#### TASK STATEMENT
Note how many lines include the word "title", and give that number by itself.

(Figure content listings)
/---

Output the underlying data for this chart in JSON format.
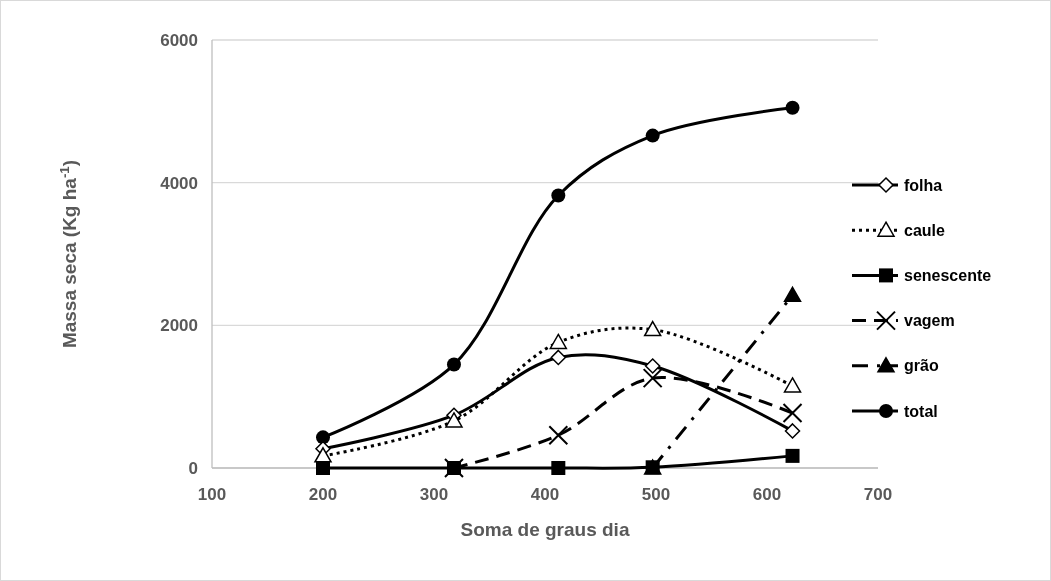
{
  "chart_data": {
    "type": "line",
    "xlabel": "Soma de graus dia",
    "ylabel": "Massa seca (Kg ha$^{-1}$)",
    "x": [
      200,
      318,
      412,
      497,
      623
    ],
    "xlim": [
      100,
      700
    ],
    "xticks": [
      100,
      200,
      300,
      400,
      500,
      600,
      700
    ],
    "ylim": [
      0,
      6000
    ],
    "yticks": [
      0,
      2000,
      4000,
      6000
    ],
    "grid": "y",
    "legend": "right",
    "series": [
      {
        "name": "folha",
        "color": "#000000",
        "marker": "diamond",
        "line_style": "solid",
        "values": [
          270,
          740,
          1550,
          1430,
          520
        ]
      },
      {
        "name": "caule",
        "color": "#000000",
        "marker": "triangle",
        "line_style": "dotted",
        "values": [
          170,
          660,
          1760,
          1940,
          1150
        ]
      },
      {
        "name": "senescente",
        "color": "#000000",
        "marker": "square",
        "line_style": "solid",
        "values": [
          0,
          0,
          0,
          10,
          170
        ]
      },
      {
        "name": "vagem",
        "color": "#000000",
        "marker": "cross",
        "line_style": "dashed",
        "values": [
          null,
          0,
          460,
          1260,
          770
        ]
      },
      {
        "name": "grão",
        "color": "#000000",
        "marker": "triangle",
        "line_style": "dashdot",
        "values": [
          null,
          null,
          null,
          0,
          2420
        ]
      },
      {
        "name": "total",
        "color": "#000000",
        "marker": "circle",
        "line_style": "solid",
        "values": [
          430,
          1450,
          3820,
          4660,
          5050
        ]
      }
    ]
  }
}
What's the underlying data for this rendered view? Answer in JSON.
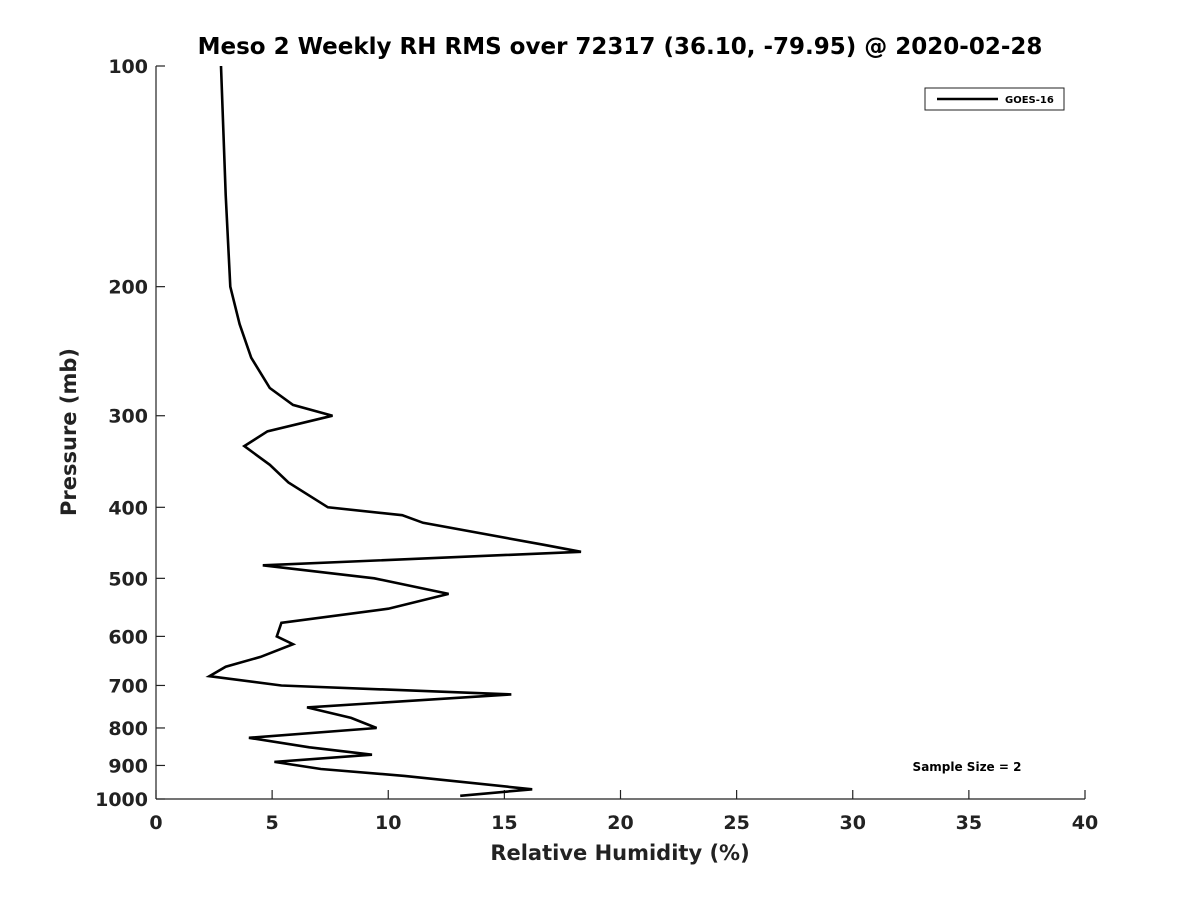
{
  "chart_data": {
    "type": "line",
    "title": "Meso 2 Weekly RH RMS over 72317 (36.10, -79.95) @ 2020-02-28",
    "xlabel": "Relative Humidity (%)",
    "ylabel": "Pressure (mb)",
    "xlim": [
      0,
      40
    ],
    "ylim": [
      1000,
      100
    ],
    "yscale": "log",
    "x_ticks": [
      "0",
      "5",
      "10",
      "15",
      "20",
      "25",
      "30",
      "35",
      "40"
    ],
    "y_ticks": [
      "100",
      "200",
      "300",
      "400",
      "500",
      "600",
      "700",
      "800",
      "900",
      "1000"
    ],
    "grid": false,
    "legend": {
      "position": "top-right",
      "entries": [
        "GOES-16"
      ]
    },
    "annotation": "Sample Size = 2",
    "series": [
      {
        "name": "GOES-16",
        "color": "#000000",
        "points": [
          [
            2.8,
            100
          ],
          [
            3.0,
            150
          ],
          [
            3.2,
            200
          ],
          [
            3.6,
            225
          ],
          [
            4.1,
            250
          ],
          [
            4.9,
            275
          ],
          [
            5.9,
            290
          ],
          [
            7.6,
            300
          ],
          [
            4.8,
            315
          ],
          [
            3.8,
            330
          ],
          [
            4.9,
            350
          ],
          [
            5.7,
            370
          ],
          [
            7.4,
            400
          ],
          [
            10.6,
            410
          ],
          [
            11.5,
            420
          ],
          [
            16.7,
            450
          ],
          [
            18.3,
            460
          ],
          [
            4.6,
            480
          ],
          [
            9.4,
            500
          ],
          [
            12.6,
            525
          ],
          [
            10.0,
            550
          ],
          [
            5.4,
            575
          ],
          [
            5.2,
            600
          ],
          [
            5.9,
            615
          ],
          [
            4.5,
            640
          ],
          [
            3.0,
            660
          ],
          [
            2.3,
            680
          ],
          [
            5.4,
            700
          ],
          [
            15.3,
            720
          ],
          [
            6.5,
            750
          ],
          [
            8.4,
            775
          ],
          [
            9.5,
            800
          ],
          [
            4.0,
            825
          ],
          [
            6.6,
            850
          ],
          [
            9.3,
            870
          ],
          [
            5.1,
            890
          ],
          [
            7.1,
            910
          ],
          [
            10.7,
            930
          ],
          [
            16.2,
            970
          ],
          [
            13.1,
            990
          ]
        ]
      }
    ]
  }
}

\---
/---

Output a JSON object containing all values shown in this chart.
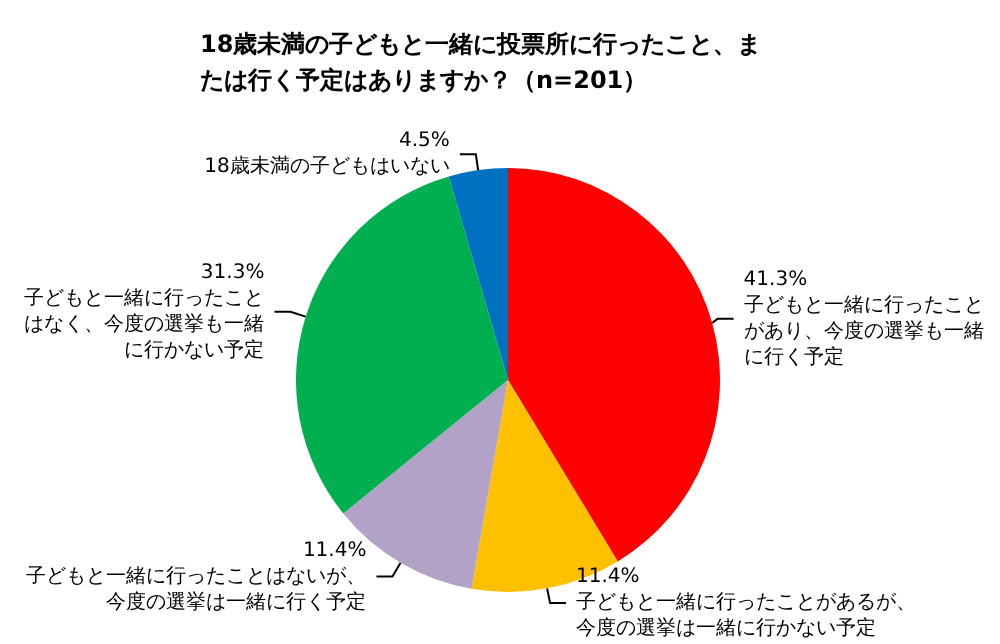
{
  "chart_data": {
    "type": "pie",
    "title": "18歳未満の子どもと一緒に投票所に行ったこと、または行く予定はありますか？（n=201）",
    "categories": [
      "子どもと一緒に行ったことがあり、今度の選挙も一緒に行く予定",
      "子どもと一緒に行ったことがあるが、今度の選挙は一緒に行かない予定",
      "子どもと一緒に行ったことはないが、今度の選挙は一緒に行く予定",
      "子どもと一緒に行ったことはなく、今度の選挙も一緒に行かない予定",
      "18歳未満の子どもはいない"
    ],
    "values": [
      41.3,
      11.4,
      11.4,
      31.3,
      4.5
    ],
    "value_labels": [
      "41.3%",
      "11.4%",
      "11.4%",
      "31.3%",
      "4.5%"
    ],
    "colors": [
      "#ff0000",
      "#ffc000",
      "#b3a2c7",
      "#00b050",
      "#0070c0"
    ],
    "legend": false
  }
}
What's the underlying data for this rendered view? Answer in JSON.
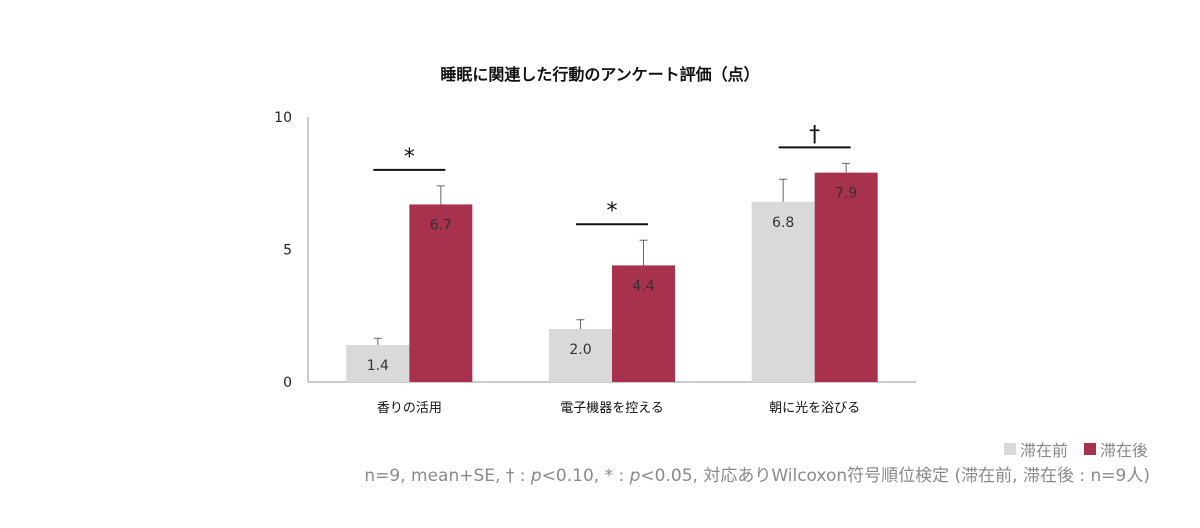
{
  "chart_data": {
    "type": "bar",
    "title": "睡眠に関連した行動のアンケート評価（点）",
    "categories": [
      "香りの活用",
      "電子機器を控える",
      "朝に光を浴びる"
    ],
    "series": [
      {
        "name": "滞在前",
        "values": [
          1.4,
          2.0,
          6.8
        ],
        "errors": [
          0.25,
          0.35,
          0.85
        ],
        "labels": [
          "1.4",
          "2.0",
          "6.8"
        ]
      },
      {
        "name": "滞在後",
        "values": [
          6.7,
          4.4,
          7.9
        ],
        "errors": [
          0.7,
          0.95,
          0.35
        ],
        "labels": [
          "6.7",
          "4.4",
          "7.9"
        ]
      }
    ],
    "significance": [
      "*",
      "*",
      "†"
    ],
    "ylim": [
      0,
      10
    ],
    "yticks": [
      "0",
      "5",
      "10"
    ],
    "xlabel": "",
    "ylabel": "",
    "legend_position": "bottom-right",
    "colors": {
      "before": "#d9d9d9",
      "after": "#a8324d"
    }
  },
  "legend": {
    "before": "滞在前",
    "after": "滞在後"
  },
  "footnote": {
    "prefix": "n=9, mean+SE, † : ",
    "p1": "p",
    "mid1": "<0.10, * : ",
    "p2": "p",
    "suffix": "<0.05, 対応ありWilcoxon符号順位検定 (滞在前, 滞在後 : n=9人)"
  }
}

\---

#### OUTPUT
3